== WORK TO DO ==
Type out all the records word for word. Any pictures are to be left out.

Dataset records

=====

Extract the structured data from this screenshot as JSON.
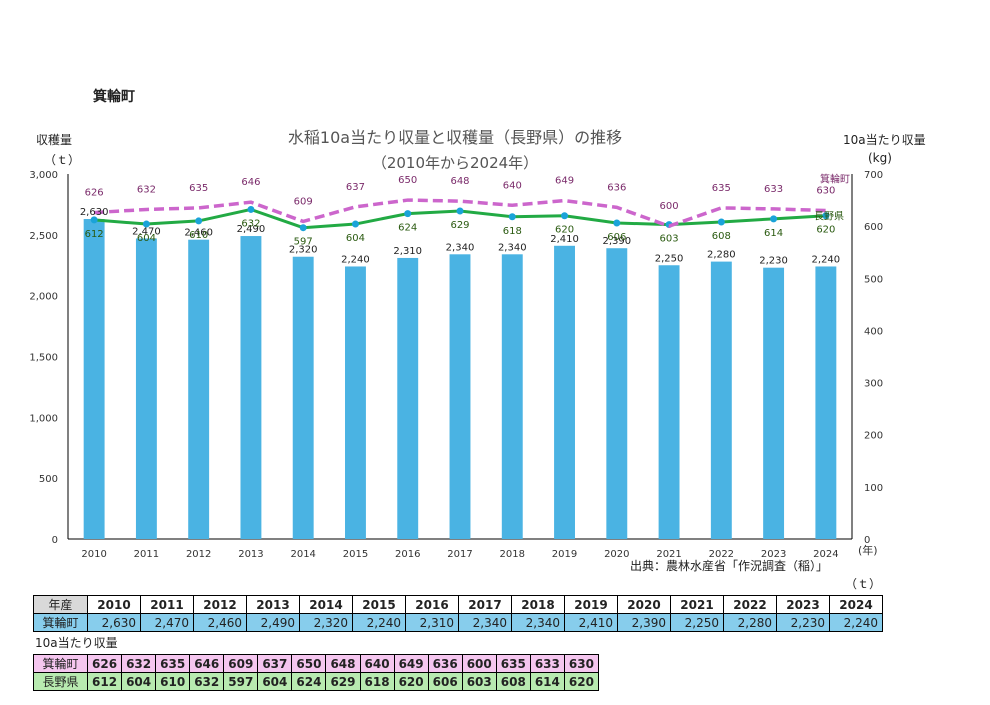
{
  "heading": "箕輪町",
  "chart_data": {
    "type": "bar+line",
    "title": "水稲10a当たり収量と収穫量（長野県）の推移",
    "subtitle": "（2010年から2024年）",
    "y_left_label": "収穫量",
    "y_left_unit": "（ｔ）",
    "y_right_label": "10a当たり収量",
    "y_right_unit": "(kg)",
    "x_unit": "(年)",
    "ylim_left": [
      0,
      3000
    ],
    "yticks_left": [
      "0",
      "500",
      "1,000",
      "1,500",
      "2,000",
      "2,500",
      "3,000"
    ],
    "ylim_right": [
      0,
      700
    ],
    "yticks_right": [
      "0",
      "100",
      "200",
      "300",
      "400",
      "500",
      "600",
      "700"
    ],
    "categories": [
      "2010",
      "2011",
      "2012",
      "2013",
      "2014",
      "2015",
      "2016",
      "2017",
      "2018",
      "2019",
      "2020",
      "2021",
      "2022",
      "2023",
      "2024"
    ],
    "bars": {
      "name": "箕輪町",
      "values": [
        2630,
        2470,
        2460,
        2490,
        2320,
        2240,
        2310,
        2340,
        2340,
        2410,
        2390,
        2250,
        2280,
        2230,
        2240
      ],
      "labels": [
        "2,630",
        "2,470",
        "2,460",
        "2,490",
        "2,320",
        "2,240",
        "2,310",
        "2,340",
        "2,340",
        "2,410",
        "2,390",
        "2,250",
        "2,280",
        "2,230",
        "2,240"
      ],
      "color": "#4ab3e3"
    },
    "lines": [
      {
        "name": "箕輪町",
        "values": [
          626,
          632,
          635,
          646,
          609,
          637,
          650,
          648,
          640,
          649,
          636,
          600,
          635,
          633,
          630
        ],
        "color": "#cc66cc",
        "label_color": "#7a2a6a",
        "dashed": true
      },
      {
        "name": "長野県",
        "values": [
          612,
          604,
          610,
          632,
          597,
          604,
          624,
          629,
          618,
          620,
          606,
          603,
          608,
          614,
          620
        ],
        "color": "#22aa44",
        "label_color": "#2a5a10",
        "dashed": false
      }
    ],
    "grid": false
  },
  "source": "出典：農林水産省「作況調査（稲）」",
  "table_unit": "（ｔ）",
  "yield_table": {
    "year_header": "年産",
    "years": [
      "2010",
      "2011",
      "2012",
      "2013",
      "2014",
      "2015",
      "2016",
      "2017",
      "2018",
      "2019",
      "2020",
      "2021",
      "2022",
      "2023",
      "2024"
    ],
    "town_label": "箕輪町",
    "town_values": [
      "2,630",
      "2,470",
      "2,460",
      "2,490",
      "2,320",
      "2,240",
      "2,310",
      "2,340",
      "2,340",
      "2,410",
      "2,390",
      "2,250",
      "2,280",
      "2,230",
      "2,240"
    ]
  },
  "per10a_label": "10a当たり収量",
  "per10a_table": {
    "town_label": "箕輪町",
    "town_values": [
      "626",
      "632",
      "635",
      "646",
      "609",
      "637",
      "650",
      "648",
      "640",
      "649",
      "636",
      "600",
      "635",
      "633",
      "630"
    ],
    "pref_label": "長野県",
    "pref_values": [
      "612",
      "604",
      "610",
      "632",
      "597",
      "604",
      "624",
      "629",
      "618",
      "620",
      "606",
      "603",
      "608",
      "614",
      "620"
    ]
  }
}
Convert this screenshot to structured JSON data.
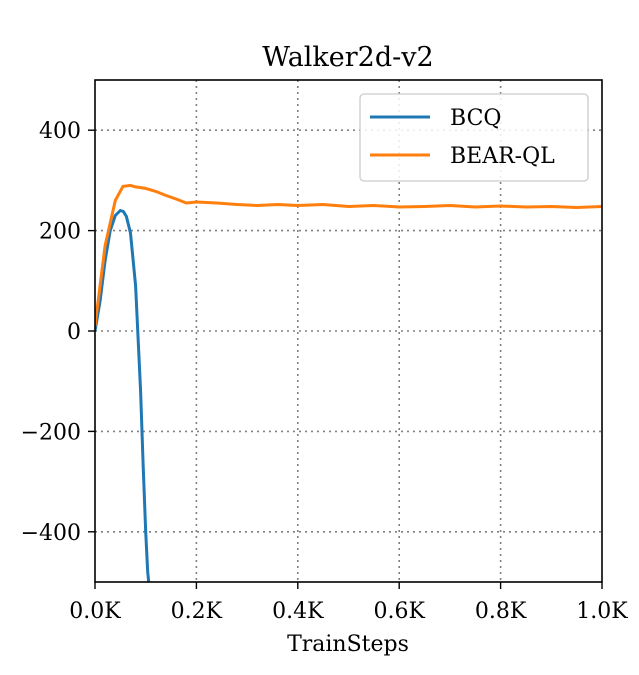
{
  "chart_data": {
    "type": "line",
    "title": "Walker2d-v2",
    "xlabel": "TrainSteps",
    "ylabel": "",
    "xlim": [
      0,
      1000
    ],
    "ylim": [
      -500,
      500
    ],
    "xticks": [
      0,
      200,
      400,
      600,
      800,
      1000
    ],
    "xtick_labels": [
      "0.0K",
      "0.2K",
      "0.4K",
      "0.6K",
      "0.8K",
      "1.0K"
    ],
    "yticks": [
      -400,
      -200,
      0,
      200,
      400
    ],
    "ytick_labels": [
      "−400",
      "−200",
      "0",
      "200",
      "400"
    ],
    "grid": true,
    "legend_position": "top-right",
    "series": [
      {
        "name": "BCQ",
        "color": "#1f77b4",
        "x": [
          0,
          10,
          20,
          30,
          40,
          50,
          56,
          62,
          70,
          80,
          90,
          95,
          100,
          104,
          106
        ],
        "y": [
          0,
          60,
          140,
          200,
          230,
          240,
          238,
          228,
          195,
          90,
          -120,
          -270,
          -400,
          -480,
          -500
        ]
      },
      {
        "name": "BEAR-QL",
        "color": "#ff7f0e",
        "x": [
          0,
          20,
          40,
          55,
          70,
          80,
          100,
          120,
          140,
          160,
          180,
          200,
          240,
          280,
          320,
          360,
          400,
          450,
          500,
          550,
          600,
          650,
          700,
          750,
          800,
          850,
          900,
          950,
          1000
        ],
        "y": [
          10,
          170,
          260,
          288,
          290,
          287,
          284,
          278,
          270,
          263,
          255,
          257,
          255,
          252,
          250,
          252,
          250,
          252,
          248,
          250,
          247,
          248,
          250,
          247,
          249,
          247,
          248,
          246,
          248
        ]
      }
    ]
  }
}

=====

== SOLUTION FOR THIS EXERCISE ==
Extract the structured data from this screenshot as JSON.
{
  "heading": "箕輪町",
  "chart_data": {
    "type": "bar+line",
    "title": "水稲10a当たり収量と収穫量（長野県）の推移",
    "subtitle": "（2010年から2024年）",
    "y_left_label": "収穫量",
    "y_left_unit": "（ｔ）",
    "y_right_label": "10a当たり収量",
    "y_right_unit": "(kg)",
    "x_unit": "(年)",
    "ylim_left": [
      0,
      3000
    ],
    "yticks_left": [
      "0",
      "500",
      "1,000",
      "1,500",
      "2,000",
      "2,500",
      "3,000"
    ],
    "ylim_right": [
      0,
      700
    ],
    "yticks_right": [
      "0",
      "100",
      "200",
      "300",
      "400",
      "500",
      "600",
      "700"
    ],
    "categories": [
      "2010",
      "2011",
      "2012",
      "2013",
      "2014",
      "2015",
      "2016",
      "2017",
      "2018",
      "2019",
      "2020",
      "2021",
      "2022",
      "2023",
      "2024"
    ],
    "bars": {
      "name": "箕輪町",
      "values": [
        2630,
        2470,
        2460,
        2490,
        2320,
        2240,
        2310,
        2340,
        2340,
        2410,
        2390,
        2250,
        2280,
        2230,
        2240
      ],
      "labels": [
        "2,630",
        "2,470",
        "2,460",
        "2,490",
        "2,320",
        "2,240",
        "2,310",
        "2,340",
        "2,340",
        "2,410",
        "2,390",
        "2,250",
        "2,280",
        "2,230",
        "2,240"
      ],
      "color": "#4ab3e3"
    },
    "lines": [
      {
        "name": "箕輪町",
        "values": [
          626,
          632,
          635,
          646,
          609,
          637,
          650,
          648,
          640,
          649,
          636,
          600,
          635,
          633,
          630
        ],
        "color": "#cc66cc",
        "label_color": "#7a2a6a",
        "dashed": true
      },
      {
        "name": "長野県",
        "values": [
          612,
          604,
          610,
          632,
          597,
          604,
          624,
          629,
          618,
          620,
          606,
          603,
          608,
          614,
          620
        ],
        "color": "#22aa44",
        "label_color": "#2a5a10",
        "dashed": false
      }
    ],
    "grid": false
  },
  "source": "出典：農林水産省「作況調査（稲）」",
  "table_unit": "（ｔ）",
  "yield_table": {
    "year_header": "年産",
    "years": [
      "2010",
      "2011",
      "2012",
      "2013",
      "2014",
      "2015",
      "2016",
      "2017",
      "2018",
      "2019",
      "2020",
      "2021",
      "2022",
      "2023",
      "2024"
    ],
    "town_label": "箕輪町",
    "town_values": [
      "2,630",
      "2,470",
      "2,460",
      "2,490",
      "2,320",
      "2,240",
      "2,310",
      "2,340",
      "2,340",
      "2,410",
      "2,390",
      "2,250",
      "2,280",
      "2,230",
      "2,240"
    ]
  },
  "per10a_label": "10a当たり収量",
  "per10a_table": {
    "town_label": "箕輪町",
    "town_values": [
      "626",
      "632",
      "635",
      "646",
      "609",
      "637",
      "650",
      "648",
      "640",
      "649",
      "636",
      "600",
      "635",
      "633",
      "630"
    ],
    "pref_label": "長野県",
    "pref_values": [
      "612",
      "604",
      "610",
      "632",
      "597",
      "604",
      "624",
      "629",
      "618",
      "620",
      "606",
      "603",
      "608",
      "614",
      "620"
    ]
  }
}
Convert this screenshot to structured JSON data.
{
  "chart_data": {
    "type": "line",
    "title": "Walker2d-v2",
    "xlabel": "TrainSteps",
    "ylabel": "",
    "xlim": [
      0,
      1000
    ],
    "ylim": [
      -500,
      500
    ],
    "xticks": [
      0,
      200,
      400,
      600,
      800,
      1000
    ],
    "xtick_labels": [
      "0.0K",
      "0.2K",
      "0.4K",
      "0.6K",
      "0.8K",
      "1.0K"
    ],
    "yticks": [
      -400,
      -200,
      0,
      200,
      400
    ],
    "ytick_labels": [
      "−400",
      "−200",
      "0",
      "200",
      "400"
    ],
    "grid": true,
    "legend_position": "top-right",
    "series": [
      {
        "name": "BCQ",
        "color": "#1f77b4",
        "x": [
          0,
          10,
          20,
          30,
          40,
          50,
          56,
          62,
          70,
          80,
          90,
          95,
          100,
          104,
          106
        ],
        "y": [
          0,
          60,
          140,
          200,
          230,
          240,
          238,
          228,
          195,
          90,
          -120,
          -270,
          -400,
          -480,
          -500
        ]
      },
      {
        "name": "BEAR-QL",
        "color": "#ff7f0e",
        "x": [
          0,
          20,
          40,
          55,
          70,
          80,
          100,
          120,
          140,
          160,
          180,
          200,
          240,
          280,
          320,
          360,
          400,
          450,
          500,
          550,
          600,
          650,
          700,
          750,
          800,
          850,
          900,
          950,
          1000
        ],
        "y": [
          10,
          170,
          260,
          288,
          290,
          287,
          284,
          278,
          270,
          263,
          255,
          257,
          255,
          252,
          250,
          252,
          250,
          252,
          248,
          250,
          247,
          248,
          250,
          247,
          249,
          247,
          248,
          246,
          248
        ]
      }
    ]
  }
}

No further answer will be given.